## [GIVEN EXERCISE]
Show every line of the records below that contains the word "What".

[START]

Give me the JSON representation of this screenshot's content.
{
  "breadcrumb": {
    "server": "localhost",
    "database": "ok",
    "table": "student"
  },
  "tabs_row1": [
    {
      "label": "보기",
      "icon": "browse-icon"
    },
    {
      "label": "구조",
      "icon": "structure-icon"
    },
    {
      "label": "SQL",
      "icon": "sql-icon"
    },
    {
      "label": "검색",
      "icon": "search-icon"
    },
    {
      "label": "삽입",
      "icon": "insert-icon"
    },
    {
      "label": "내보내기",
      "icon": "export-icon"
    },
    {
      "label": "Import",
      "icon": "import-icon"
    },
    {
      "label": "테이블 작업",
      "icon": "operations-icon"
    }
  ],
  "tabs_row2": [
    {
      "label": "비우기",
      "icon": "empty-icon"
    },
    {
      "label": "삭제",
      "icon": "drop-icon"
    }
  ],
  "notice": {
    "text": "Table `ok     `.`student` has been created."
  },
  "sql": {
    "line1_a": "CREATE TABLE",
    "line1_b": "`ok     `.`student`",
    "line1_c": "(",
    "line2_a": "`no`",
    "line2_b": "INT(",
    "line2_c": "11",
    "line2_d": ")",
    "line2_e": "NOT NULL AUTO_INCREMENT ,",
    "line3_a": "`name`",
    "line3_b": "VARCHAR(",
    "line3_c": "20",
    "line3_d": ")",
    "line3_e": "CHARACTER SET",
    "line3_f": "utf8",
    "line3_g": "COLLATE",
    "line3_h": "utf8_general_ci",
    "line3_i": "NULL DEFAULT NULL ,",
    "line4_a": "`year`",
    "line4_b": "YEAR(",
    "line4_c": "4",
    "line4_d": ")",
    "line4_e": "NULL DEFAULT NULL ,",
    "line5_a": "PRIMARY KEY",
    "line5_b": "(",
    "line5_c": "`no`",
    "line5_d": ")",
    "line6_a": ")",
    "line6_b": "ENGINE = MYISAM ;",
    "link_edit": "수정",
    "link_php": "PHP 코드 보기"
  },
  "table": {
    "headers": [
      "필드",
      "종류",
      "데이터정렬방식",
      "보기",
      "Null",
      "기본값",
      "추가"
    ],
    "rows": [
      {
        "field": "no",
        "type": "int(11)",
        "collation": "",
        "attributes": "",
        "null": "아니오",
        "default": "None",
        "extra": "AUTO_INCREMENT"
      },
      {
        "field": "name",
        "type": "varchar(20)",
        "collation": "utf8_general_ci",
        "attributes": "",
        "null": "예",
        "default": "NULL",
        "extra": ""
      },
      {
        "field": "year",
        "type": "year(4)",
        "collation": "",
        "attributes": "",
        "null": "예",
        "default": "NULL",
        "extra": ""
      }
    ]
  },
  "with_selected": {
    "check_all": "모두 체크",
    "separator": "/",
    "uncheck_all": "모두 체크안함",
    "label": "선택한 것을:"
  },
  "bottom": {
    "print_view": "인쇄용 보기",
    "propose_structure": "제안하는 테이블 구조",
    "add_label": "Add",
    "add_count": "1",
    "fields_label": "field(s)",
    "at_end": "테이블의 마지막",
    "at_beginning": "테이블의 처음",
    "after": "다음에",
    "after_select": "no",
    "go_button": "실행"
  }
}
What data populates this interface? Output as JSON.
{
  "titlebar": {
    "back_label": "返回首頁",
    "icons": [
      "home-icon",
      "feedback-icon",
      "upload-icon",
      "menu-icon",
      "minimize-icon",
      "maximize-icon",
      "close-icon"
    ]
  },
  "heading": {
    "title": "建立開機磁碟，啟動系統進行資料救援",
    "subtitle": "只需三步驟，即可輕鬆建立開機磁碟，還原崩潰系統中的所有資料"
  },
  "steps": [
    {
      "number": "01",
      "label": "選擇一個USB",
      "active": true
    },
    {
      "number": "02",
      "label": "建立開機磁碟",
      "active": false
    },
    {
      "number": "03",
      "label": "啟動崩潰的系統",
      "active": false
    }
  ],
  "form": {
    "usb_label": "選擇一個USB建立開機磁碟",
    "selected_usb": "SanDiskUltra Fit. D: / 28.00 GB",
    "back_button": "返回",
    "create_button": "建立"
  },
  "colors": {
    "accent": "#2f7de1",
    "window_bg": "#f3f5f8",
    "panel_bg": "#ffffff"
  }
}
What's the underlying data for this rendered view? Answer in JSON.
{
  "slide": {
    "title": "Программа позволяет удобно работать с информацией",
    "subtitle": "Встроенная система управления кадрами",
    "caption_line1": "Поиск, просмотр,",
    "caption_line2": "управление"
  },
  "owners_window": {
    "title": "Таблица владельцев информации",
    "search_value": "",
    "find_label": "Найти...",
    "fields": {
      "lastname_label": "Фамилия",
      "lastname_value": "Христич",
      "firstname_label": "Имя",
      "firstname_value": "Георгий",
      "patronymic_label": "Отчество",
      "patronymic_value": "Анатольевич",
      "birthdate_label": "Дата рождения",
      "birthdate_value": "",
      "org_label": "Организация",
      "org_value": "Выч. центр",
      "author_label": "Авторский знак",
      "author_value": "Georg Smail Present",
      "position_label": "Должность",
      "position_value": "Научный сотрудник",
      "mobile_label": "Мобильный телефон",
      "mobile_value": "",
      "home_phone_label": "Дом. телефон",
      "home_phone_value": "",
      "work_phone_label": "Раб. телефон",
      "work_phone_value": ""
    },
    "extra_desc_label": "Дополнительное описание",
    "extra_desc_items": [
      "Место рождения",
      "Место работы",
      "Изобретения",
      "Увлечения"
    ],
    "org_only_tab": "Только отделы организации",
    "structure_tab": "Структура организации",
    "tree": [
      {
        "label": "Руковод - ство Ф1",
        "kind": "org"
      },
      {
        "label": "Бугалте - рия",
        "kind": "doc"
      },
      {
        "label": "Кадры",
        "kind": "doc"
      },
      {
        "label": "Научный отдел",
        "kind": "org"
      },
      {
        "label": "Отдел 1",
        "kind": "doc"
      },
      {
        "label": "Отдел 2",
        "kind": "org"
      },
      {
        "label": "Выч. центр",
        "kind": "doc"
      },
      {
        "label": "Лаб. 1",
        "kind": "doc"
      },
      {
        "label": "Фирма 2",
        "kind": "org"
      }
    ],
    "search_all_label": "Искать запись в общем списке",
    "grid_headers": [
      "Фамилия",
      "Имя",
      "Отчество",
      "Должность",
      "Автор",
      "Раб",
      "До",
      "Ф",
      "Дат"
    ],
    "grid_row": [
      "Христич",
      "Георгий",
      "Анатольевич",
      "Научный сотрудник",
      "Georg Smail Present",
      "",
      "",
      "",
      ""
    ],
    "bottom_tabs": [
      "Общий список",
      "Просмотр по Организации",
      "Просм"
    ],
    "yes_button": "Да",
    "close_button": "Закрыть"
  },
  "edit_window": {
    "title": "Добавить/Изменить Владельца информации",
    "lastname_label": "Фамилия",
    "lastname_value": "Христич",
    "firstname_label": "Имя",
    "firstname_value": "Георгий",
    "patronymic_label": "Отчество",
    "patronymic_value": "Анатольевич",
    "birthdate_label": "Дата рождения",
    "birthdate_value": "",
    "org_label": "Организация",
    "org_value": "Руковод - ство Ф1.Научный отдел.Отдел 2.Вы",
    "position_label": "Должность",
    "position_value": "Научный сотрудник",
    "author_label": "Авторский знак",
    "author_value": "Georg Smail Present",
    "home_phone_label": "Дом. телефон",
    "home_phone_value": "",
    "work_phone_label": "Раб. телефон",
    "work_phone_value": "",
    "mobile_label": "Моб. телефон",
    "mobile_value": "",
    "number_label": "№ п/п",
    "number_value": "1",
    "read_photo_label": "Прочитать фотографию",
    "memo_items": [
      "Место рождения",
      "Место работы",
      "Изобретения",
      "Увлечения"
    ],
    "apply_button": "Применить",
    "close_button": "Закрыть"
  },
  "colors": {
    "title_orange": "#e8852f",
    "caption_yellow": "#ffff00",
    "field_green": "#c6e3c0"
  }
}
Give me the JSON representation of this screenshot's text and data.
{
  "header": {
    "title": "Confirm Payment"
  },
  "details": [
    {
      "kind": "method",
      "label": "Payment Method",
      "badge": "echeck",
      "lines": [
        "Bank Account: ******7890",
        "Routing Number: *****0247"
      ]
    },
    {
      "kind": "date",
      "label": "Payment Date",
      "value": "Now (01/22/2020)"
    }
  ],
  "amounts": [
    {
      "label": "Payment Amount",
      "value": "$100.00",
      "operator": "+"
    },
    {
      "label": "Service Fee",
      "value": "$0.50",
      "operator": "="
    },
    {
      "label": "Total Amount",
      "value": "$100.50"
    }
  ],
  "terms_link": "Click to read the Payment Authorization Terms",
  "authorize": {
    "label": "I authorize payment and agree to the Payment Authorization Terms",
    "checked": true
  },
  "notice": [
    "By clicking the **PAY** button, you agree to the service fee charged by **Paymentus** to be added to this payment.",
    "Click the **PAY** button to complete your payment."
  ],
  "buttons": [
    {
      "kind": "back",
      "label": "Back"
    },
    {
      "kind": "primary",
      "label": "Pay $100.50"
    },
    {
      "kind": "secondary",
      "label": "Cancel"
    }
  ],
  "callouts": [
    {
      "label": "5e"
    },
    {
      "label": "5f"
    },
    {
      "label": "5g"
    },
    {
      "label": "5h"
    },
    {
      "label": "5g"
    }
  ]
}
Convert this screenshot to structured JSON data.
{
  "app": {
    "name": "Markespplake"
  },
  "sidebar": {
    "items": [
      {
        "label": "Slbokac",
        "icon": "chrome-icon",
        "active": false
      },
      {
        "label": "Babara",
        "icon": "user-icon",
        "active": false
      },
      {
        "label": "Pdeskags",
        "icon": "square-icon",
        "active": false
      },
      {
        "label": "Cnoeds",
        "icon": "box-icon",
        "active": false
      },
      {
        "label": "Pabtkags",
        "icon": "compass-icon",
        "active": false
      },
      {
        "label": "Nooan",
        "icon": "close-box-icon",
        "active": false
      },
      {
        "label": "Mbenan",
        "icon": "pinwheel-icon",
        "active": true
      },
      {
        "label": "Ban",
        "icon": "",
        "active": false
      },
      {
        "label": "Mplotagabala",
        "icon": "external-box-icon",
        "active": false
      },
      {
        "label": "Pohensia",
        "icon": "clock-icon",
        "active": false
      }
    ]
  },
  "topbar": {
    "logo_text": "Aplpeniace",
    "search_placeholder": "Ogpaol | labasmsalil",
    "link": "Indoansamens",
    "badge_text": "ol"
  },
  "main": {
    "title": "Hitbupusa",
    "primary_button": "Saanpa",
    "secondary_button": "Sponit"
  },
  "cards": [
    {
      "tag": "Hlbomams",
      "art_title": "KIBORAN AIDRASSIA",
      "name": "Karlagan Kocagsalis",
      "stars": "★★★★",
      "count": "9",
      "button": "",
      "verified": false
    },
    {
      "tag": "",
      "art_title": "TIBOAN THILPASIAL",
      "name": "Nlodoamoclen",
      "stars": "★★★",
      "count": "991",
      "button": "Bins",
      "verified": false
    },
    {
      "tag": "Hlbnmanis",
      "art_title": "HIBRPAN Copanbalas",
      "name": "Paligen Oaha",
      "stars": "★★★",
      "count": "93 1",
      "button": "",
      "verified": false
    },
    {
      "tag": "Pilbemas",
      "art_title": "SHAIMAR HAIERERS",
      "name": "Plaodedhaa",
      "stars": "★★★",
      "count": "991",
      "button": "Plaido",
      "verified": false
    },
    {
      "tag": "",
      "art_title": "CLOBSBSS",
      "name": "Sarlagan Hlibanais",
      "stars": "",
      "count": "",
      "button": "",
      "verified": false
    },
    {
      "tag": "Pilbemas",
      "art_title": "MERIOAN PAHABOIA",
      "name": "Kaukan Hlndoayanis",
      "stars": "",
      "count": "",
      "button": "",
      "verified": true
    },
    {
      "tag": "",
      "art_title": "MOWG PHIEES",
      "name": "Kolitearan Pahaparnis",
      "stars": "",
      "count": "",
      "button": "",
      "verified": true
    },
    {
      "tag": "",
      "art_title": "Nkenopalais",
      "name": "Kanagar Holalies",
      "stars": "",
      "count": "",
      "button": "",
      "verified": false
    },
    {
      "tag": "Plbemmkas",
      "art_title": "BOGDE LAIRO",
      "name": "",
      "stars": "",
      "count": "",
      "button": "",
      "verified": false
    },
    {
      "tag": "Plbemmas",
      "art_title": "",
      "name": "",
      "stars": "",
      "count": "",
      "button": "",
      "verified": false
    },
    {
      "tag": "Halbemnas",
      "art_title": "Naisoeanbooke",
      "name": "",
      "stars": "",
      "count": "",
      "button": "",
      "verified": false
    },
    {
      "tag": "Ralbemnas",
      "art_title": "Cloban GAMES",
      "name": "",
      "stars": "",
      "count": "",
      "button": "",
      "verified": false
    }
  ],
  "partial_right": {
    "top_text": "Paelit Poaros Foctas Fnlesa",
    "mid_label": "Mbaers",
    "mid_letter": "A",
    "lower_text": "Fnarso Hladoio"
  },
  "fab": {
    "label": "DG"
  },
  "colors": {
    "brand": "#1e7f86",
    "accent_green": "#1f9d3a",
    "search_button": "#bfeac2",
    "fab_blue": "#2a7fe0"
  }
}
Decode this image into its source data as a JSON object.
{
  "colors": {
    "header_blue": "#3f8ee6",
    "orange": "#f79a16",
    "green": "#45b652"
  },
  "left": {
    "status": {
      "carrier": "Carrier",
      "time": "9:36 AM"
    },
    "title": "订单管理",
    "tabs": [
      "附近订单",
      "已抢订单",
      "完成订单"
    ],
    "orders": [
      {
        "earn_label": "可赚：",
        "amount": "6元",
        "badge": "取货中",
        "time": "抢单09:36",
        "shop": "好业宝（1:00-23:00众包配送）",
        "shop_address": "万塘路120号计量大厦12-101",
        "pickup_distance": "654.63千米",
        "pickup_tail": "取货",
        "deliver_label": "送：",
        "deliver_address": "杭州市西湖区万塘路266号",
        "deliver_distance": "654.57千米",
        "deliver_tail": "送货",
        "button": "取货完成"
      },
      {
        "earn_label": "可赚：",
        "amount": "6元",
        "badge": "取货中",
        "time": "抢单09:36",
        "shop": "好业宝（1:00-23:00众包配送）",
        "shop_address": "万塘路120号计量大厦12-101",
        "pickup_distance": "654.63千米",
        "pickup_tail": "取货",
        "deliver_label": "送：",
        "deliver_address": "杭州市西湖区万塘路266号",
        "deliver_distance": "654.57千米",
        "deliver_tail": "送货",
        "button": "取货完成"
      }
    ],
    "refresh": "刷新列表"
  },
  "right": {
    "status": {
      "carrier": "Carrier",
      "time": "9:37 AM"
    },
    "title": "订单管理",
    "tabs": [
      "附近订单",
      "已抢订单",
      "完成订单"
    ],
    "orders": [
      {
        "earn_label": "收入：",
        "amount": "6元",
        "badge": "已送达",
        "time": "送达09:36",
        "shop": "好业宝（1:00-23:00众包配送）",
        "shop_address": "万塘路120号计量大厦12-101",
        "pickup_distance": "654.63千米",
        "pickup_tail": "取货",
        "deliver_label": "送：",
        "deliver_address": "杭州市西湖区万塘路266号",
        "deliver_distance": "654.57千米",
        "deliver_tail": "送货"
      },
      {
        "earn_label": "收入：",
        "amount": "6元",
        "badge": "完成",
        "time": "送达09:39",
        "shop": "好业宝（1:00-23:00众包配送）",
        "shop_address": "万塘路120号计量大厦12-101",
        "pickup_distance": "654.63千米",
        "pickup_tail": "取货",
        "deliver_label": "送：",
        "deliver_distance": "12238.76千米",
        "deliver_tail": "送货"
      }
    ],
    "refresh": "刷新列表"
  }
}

[END]

## [TASK OUTPUT]
What data populates this interface? Output as JSON.
What's the underlying data for this rendered view? Answer in JSON.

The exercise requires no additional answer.